> **What you should do**
Locate every line in the records below that contains the word "screenshot", and copy each one.

-- START Data --

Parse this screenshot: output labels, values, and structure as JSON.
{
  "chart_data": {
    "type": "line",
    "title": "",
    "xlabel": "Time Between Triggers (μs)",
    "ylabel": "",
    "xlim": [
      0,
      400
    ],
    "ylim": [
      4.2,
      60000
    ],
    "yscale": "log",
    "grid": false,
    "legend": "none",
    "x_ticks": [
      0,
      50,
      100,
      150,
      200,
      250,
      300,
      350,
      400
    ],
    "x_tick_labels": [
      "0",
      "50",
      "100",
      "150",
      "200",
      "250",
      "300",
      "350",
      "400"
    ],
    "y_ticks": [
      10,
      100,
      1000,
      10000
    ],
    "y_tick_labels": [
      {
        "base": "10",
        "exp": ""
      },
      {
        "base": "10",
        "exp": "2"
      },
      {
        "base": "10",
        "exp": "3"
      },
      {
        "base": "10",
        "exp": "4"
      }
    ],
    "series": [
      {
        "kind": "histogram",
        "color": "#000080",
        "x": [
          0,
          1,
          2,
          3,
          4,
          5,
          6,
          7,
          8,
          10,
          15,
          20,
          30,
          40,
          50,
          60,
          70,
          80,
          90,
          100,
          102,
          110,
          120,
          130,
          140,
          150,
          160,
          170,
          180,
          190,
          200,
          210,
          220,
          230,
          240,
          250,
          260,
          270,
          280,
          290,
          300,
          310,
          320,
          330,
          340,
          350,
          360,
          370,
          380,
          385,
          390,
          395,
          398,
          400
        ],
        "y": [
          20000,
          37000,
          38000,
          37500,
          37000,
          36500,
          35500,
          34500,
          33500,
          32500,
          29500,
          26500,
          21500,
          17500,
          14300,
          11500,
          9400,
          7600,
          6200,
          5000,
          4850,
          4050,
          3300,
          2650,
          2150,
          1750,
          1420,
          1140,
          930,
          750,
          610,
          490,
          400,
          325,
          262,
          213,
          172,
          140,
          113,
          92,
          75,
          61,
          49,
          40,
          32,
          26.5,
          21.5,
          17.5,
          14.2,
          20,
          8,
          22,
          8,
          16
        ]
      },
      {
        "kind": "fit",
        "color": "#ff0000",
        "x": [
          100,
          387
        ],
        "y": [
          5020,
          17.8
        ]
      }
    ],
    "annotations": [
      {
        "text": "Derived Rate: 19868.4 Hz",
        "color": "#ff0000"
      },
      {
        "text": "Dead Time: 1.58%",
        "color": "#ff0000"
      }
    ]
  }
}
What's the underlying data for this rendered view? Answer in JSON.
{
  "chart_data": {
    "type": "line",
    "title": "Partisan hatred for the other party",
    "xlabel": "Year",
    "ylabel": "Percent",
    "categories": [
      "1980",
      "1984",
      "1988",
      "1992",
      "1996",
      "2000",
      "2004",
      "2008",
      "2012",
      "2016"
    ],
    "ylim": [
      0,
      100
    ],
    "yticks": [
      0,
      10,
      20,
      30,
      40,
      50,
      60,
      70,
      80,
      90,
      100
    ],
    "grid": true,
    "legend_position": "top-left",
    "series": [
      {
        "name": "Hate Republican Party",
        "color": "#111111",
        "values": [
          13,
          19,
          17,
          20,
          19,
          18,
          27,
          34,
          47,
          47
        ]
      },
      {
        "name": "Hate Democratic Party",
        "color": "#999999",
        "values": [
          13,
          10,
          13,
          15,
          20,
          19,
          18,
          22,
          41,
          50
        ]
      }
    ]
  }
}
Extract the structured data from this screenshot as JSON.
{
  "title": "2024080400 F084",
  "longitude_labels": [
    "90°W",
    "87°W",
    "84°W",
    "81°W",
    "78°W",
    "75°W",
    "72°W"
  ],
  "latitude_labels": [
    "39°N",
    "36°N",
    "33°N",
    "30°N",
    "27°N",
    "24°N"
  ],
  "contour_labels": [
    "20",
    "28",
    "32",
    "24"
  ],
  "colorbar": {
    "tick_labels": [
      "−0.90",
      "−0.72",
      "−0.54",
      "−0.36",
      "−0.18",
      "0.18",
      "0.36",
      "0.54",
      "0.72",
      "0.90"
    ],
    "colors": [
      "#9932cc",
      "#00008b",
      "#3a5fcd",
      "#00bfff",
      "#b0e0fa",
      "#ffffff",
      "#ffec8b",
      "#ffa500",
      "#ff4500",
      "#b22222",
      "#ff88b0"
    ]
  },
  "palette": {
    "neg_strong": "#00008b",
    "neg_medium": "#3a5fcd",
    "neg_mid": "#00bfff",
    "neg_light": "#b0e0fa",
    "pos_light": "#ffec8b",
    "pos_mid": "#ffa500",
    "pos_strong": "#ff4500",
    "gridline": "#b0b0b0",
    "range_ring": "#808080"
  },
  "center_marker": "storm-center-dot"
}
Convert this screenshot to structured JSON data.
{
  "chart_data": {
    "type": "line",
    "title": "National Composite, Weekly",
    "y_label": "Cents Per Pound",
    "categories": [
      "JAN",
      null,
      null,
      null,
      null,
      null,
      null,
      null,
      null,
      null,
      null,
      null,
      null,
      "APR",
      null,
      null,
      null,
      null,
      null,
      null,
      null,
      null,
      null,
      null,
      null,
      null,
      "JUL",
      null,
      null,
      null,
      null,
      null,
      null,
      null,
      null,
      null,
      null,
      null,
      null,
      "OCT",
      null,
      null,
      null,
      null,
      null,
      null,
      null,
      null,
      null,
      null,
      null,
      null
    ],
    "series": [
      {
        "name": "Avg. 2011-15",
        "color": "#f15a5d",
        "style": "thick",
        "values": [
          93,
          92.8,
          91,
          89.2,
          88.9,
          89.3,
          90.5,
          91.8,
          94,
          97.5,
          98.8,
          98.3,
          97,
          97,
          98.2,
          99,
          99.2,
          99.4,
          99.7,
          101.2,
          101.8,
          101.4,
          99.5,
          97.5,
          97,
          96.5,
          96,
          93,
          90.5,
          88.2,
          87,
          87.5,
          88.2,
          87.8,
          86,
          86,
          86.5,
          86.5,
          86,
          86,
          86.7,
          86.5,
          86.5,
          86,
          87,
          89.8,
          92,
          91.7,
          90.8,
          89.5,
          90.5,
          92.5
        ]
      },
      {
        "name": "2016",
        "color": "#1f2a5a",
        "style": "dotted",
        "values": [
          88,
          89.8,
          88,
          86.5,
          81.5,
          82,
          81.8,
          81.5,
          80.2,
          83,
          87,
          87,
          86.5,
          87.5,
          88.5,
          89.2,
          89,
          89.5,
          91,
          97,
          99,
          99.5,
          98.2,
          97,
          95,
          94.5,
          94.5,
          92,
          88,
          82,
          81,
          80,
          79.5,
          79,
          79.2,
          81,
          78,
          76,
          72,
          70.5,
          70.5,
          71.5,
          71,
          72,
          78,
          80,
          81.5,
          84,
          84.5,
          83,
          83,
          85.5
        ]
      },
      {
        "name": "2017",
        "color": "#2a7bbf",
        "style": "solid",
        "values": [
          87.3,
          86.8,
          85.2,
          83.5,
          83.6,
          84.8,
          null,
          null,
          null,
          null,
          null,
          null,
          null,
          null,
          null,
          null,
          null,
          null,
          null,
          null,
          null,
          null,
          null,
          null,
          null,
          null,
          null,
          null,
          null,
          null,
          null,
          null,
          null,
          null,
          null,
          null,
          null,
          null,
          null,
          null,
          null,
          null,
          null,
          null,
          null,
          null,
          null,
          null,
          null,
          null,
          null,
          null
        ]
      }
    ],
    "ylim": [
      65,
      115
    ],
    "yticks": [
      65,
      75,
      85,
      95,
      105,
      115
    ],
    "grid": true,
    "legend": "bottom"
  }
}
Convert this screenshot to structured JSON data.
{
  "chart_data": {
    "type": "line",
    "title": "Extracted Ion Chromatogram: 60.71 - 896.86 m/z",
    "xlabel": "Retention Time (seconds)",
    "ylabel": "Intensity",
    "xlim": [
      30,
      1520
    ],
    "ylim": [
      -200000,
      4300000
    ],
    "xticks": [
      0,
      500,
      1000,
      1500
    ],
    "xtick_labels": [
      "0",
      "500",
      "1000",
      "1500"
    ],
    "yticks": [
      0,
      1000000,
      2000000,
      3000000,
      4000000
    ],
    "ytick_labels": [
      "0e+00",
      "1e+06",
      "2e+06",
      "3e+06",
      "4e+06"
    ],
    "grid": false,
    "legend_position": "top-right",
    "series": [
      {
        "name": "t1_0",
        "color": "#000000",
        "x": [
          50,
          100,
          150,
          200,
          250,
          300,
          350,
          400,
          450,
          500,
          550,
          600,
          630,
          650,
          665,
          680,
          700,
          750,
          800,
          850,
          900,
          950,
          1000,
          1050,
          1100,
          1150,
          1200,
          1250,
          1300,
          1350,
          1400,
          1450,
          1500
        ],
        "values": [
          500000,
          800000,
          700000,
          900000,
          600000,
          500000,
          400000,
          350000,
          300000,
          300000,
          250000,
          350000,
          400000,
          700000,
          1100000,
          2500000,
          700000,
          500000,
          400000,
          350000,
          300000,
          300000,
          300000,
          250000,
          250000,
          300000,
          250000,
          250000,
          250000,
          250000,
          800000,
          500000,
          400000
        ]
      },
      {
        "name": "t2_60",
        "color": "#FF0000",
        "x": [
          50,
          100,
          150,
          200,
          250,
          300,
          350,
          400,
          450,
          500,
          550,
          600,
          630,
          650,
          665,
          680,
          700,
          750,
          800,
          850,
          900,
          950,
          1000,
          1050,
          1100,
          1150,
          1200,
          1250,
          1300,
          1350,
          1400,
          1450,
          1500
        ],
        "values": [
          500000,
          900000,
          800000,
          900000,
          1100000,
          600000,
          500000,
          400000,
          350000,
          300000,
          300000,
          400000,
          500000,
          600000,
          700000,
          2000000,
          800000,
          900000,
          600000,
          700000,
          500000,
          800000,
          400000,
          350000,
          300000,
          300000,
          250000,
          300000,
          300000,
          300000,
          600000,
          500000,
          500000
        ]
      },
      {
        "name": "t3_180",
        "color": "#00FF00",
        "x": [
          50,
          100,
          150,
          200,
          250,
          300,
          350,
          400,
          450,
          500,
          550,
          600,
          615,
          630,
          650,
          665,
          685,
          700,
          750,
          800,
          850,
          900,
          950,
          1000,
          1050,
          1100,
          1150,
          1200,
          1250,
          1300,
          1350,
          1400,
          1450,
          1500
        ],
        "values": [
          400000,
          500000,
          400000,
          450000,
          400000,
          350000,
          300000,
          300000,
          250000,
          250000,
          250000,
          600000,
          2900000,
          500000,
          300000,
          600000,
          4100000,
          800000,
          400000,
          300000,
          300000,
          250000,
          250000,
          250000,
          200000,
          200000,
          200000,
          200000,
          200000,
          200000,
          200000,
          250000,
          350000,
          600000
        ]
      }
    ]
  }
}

-- END Data --

> **Solution to the problem**
Parse this screenshot: output labels, values, and structure as JSON.
Extract the structured data from this screenshot as JSON.
Convert this screenshot to structured JSON data.
Convert this screenshot to structured JSON data.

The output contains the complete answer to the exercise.